Information supplied:
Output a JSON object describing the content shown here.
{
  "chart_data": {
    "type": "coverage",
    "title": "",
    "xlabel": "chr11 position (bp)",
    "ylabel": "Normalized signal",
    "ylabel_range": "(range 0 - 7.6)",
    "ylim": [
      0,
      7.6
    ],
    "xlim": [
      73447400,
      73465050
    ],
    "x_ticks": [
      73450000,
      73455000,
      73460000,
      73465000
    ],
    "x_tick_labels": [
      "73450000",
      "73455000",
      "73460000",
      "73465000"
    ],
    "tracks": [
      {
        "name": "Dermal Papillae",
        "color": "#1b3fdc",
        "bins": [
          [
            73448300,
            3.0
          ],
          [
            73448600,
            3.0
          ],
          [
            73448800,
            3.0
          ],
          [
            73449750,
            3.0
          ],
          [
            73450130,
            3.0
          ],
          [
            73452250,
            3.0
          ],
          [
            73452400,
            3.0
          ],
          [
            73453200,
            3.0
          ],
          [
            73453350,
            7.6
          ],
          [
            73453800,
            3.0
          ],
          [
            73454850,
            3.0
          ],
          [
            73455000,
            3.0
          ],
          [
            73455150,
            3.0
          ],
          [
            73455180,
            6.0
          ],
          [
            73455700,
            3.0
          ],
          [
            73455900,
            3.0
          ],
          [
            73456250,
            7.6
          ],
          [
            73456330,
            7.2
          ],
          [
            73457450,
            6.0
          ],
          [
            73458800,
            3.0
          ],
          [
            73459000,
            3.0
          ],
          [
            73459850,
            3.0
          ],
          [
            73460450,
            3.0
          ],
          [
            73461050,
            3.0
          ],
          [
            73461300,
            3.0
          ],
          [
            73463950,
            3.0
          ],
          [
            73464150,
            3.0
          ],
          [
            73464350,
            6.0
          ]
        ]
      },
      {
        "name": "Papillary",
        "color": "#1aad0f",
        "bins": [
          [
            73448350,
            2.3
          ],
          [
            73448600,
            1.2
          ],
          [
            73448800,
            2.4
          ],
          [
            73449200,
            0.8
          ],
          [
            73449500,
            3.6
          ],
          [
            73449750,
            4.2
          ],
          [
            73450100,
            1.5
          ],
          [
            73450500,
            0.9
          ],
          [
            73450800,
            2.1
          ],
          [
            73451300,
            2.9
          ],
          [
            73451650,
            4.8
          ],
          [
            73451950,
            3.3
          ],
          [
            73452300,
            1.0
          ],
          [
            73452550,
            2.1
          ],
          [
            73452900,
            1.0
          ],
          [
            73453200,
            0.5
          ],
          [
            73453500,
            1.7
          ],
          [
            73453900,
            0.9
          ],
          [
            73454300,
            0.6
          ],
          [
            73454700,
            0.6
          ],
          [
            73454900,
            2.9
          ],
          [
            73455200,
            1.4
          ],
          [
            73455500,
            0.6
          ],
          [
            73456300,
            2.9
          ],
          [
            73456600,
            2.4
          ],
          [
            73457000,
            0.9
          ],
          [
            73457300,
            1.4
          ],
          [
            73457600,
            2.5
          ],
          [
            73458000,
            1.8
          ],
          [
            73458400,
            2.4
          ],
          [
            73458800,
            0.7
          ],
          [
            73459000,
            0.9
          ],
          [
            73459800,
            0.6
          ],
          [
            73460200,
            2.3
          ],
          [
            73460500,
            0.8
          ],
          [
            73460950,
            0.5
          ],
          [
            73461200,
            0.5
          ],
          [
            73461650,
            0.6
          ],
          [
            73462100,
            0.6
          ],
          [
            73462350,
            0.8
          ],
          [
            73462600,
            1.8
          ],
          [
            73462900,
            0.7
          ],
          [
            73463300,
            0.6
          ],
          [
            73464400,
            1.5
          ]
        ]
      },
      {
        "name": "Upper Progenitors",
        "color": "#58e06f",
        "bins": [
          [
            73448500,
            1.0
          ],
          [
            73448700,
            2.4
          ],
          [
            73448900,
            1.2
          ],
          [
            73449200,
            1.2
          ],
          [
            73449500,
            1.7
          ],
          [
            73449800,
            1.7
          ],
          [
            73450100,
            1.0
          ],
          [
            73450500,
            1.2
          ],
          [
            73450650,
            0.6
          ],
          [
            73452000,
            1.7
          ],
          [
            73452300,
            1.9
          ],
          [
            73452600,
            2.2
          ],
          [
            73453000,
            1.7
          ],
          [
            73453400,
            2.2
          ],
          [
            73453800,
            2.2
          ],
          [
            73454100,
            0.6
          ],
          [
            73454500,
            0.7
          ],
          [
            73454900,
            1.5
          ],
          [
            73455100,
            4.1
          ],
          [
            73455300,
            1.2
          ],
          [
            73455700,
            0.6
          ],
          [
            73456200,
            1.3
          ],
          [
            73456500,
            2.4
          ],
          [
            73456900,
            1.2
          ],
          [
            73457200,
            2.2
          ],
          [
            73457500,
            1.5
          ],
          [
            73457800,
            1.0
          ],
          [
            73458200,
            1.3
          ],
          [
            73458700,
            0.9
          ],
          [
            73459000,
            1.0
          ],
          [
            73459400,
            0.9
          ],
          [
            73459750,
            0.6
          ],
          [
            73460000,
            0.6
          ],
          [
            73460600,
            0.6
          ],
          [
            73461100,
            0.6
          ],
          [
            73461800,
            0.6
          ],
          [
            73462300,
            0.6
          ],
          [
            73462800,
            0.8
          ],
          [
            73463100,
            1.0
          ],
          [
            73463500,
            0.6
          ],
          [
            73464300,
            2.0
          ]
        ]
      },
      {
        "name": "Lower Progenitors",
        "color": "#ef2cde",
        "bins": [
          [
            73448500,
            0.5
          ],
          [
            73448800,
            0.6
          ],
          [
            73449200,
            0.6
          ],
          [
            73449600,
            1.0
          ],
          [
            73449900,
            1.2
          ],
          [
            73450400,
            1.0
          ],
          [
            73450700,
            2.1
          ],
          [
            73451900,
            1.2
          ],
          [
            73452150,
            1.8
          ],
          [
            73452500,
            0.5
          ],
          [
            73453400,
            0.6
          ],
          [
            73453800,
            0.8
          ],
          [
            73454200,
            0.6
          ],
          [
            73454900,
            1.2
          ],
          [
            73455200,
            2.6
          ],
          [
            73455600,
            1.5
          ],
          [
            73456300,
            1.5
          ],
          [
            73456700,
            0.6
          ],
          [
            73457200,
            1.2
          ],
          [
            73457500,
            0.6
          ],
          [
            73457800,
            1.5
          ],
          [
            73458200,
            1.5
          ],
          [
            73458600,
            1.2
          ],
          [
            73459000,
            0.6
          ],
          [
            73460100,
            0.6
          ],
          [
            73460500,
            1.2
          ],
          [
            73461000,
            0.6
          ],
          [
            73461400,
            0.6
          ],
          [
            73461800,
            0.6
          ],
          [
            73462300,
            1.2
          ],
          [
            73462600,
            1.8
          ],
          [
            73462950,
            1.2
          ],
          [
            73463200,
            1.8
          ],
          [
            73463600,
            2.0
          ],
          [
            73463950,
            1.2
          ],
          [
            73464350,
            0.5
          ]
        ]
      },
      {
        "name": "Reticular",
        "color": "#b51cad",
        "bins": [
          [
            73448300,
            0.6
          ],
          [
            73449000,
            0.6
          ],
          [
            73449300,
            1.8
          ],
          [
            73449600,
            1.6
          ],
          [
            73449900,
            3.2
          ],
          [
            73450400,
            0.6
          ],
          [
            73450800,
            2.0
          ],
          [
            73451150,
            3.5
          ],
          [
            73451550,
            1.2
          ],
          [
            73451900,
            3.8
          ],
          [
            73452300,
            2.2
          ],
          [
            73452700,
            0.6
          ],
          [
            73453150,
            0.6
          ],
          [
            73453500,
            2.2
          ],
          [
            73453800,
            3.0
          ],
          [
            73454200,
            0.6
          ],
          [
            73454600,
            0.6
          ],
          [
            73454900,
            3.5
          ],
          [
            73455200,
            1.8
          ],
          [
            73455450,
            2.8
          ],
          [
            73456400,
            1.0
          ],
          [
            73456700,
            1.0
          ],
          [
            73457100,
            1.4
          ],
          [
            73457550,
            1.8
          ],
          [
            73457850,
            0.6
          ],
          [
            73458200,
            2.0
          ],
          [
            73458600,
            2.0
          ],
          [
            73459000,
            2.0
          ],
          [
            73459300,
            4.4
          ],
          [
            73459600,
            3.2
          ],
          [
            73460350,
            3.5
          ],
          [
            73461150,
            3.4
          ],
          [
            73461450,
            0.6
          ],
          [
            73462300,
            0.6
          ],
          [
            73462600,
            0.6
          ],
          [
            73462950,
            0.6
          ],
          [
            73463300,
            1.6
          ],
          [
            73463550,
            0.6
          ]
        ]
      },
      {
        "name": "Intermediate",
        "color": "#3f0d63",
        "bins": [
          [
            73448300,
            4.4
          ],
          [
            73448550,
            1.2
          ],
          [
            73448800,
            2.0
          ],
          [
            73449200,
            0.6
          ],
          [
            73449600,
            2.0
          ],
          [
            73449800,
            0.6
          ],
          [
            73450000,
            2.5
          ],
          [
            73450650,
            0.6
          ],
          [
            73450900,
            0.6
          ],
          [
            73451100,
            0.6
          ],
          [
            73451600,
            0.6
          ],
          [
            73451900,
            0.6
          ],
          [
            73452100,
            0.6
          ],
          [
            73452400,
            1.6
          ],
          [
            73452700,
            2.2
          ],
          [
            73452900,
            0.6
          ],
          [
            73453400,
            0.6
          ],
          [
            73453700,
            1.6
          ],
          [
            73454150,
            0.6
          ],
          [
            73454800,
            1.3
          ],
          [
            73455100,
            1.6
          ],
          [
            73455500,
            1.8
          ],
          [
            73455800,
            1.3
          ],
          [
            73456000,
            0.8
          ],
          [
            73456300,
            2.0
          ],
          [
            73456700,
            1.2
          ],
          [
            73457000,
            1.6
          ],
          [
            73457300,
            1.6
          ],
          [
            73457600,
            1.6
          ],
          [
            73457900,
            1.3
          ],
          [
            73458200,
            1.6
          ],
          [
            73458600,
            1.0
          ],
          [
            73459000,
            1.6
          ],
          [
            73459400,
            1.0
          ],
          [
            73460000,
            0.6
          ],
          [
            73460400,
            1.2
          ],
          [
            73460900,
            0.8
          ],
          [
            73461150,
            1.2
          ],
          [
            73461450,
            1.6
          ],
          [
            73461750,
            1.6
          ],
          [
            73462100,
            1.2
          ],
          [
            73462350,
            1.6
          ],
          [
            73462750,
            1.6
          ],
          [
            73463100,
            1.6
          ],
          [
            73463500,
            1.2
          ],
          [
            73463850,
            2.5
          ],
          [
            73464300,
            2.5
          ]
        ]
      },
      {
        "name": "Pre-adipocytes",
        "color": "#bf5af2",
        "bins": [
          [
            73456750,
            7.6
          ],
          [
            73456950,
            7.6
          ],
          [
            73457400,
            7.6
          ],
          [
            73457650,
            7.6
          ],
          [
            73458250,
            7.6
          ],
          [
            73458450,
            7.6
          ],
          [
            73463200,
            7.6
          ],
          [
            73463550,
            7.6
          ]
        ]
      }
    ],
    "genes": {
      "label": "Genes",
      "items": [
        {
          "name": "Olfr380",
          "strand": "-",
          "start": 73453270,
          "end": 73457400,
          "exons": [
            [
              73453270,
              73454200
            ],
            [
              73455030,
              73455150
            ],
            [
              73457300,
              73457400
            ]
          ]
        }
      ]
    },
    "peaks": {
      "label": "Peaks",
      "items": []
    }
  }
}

Exercise objective: Using the entries above, find all lines with "Progenitors". Copy them.

Task output:
        "name": "Upper Progenitors",
        "name": "Lower Progenitors",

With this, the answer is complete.